PROBLEM DETAILS | Please update the part of the mailing list reply starting at "With 2.6.31 and" and ending at "ID_FIELD_VALID: 0x7 (true)" by writing it out again with "UDMA2" in place of "MWDMA2".

PAGE EXCERPT |
-- Begin --

On Tuesday 23 June 2009, you wrote:
> We might need to bisect this one. But Frans, just for the record
> could you simply test reverting just that hunk? Thanks!

I'm way ahead of you :-)

Instead of a bisect [1] I decided to first see if some printks in both .26
and .31 would show anything useful.

With 2.6.31 and code included below I get:
hda: ST34342A, ATA DISK drive
FJP: id_dma_bug 0x7: &4: 0x0-0x4 no error
hda: MWDMA2 mode selected
hdc: Maxtor 6E040L0, ATA DISK drive
hdd: CD-ROM 56X/AKH, ATAPI CD/DVD-ROM drive
hdc: host max PIO5 wanted PIO255(auto-tune) selected PIO4
FJP: ID_FIELD_VALID: 0x7 (true)
FJP: id_dma_bug 0x7: &4: 0x0-0x4 no error
hdc: MWDMA2 mode selected
hdd: host max PIO5 wanted PIO255(auto-tune) selected PIO4
FJP: ID_FIELD_VALID: 0x2 (true)

-- End --

MATERIAL SUPPLIED |
-- Begin --

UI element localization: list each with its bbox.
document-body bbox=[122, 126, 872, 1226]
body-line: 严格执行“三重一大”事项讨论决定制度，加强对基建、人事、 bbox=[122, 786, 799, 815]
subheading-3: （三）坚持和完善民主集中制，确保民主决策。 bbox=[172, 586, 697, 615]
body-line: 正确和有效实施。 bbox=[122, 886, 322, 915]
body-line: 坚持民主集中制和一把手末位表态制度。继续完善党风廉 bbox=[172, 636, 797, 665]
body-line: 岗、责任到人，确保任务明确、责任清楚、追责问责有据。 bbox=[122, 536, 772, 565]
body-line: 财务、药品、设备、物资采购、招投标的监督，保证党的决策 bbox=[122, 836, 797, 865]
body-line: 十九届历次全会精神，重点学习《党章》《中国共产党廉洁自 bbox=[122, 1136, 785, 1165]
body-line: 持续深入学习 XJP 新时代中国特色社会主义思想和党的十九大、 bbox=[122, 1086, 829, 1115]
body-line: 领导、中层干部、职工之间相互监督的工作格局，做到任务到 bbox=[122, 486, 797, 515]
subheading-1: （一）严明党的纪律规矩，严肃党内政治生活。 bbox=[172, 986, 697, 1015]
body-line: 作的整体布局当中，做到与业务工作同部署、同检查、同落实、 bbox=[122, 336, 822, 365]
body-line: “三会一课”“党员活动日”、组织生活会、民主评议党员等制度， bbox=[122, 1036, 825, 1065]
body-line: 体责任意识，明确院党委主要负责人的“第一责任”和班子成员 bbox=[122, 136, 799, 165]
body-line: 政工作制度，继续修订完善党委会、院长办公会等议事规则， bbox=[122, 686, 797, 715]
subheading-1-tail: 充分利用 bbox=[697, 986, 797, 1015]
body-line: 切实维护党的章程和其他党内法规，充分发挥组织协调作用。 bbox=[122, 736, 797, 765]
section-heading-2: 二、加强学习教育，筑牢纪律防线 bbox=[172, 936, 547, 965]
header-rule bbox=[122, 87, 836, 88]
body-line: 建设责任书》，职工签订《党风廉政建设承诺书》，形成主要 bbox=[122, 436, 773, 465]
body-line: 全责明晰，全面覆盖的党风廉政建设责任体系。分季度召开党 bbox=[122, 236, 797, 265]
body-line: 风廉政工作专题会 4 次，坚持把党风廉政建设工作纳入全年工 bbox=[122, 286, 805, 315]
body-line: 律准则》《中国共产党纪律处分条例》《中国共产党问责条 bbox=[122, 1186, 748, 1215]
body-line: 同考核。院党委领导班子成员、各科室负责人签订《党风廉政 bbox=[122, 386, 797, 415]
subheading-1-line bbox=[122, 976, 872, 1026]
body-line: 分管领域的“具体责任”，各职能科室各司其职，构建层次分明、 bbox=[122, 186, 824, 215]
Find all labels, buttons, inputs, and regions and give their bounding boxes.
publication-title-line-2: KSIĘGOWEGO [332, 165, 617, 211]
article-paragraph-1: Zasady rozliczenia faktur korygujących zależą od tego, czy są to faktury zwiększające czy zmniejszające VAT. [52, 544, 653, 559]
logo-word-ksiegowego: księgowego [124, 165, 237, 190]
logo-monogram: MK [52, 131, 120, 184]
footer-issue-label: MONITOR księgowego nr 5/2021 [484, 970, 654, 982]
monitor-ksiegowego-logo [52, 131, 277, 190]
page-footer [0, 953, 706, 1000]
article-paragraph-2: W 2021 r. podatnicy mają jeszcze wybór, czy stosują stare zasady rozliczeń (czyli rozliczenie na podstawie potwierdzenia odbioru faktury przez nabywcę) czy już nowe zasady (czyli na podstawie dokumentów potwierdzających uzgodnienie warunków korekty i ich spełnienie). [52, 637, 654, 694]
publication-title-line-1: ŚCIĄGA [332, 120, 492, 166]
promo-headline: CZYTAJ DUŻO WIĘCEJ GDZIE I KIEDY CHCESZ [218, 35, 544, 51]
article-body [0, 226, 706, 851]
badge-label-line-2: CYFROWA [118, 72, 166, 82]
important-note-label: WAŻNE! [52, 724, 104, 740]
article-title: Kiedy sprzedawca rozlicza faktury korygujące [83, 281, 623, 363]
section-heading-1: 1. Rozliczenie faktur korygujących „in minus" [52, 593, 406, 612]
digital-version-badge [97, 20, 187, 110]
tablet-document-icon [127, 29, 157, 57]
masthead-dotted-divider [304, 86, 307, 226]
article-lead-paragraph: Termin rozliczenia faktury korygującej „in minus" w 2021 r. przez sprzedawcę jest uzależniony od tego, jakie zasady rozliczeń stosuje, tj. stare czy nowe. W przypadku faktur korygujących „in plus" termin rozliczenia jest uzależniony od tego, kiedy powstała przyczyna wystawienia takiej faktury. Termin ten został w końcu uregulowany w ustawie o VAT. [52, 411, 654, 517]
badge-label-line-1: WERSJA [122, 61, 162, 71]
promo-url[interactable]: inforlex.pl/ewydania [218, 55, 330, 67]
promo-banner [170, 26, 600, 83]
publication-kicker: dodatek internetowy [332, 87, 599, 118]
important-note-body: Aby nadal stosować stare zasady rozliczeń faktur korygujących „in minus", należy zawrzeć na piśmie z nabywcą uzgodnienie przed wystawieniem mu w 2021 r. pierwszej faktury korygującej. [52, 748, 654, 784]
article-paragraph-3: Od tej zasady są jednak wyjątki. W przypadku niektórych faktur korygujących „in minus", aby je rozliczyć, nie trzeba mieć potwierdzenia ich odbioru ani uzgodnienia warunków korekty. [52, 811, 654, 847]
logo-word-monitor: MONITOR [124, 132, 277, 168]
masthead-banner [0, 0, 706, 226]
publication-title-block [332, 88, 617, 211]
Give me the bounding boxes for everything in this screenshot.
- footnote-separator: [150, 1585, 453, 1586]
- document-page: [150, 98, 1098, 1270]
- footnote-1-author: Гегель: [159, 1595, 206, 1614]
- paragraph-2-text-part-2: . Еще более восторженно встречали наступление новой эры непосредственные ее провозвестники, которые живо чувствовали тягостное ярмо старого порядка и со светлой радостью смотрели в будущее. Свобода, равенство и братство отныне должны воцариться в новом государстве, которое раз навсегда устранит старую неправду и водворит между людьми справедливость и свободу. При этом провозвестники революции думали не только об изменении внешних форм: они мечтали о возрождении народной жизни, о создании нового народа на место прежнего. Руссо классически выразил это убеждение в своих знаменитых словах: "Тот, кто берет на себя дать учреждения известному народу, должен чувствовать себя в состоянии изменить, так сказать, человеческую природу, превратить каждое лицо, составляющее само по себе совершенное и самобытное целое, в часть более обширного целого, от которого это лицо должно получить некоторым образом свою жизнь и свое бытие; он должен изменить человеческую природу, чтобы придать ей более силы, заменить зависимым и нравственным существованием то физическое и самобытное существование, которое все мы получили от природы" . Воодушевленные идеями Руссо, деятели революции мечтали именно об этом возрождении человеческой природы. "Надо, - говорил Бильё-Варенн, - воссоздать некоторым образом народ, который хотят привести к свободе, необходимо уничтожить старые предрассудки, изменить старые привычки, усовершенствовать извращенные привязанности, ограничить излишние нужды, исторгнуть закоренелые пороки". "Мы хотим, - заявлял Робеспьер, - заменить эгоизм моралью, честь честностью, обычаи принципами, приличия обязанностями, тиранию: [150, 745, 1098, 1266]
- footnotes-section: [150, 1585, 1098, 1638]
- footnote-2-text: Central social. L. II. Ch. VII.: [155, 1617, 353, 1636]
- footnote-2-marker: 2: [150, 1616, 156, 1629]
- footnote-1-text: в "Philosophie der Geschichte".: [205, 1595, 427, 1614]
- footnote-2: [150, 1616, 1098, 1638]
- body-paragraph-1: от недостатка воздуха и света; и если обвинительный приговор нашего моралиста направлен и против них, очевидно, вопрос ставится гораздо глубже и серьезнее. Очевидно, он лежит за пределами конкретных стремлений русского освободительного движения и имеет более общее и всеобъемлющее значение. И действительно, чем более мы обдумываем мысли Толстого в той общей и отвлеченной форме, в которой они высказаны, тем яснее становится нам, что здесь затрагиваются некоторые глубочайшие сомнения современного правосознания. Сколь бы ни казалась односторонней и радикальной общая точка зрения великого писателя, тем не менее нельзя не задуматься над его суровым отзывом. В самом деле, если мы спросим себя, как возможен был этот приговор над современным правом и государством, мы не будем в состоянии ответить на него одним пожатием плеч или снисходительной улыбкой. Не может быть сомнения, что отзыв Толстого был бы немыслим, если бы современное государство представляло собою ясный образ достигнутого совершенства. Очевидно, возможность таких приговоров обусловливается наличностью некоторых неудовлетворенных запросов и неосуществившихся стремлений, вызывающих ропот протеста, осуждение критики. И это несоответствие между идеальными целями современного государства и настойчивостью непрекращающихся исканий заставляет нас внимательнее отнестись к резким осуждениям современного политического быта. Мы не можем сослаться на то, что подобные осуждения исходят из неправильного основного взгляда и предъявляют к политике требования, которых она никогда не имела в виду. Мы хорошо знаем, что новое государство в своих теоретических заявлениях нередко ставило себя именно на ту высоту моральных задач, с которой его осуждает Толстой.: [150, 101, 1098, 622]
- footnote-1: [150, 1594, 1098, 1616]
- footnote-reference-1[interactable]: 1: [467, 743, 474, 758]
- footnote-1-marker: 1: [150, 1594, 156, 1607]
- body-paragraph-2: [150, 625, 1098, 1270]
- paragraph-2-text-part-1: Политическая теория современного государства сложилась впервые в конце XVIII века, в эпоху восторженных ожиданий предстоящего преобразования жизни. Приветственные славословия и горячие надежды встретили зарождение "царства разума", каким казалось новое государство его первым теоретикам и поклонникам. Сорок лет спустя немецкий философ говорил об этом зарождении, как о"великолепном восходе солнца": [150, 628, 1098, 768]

-- End --

WRITTEN RESPONSE |
With 2.6.31 and code included below I get:
hda: ST34342A, ATA DISK drive
FJP: id_dma_bug 0x7: &4: 0x0-0x4 no error
hda: UDMA2 mode selected
hdc: Maxtor 6E040L0, ATA DISK drive
hdd: CD-ROM 56X/AKH, ATAPI CD/DVD-ROM drive
hdc: host max PIO5 wanted PIO255(auto-tune) selected PIO4
FJP: ID_FIELD_VALID: 0x7 (true)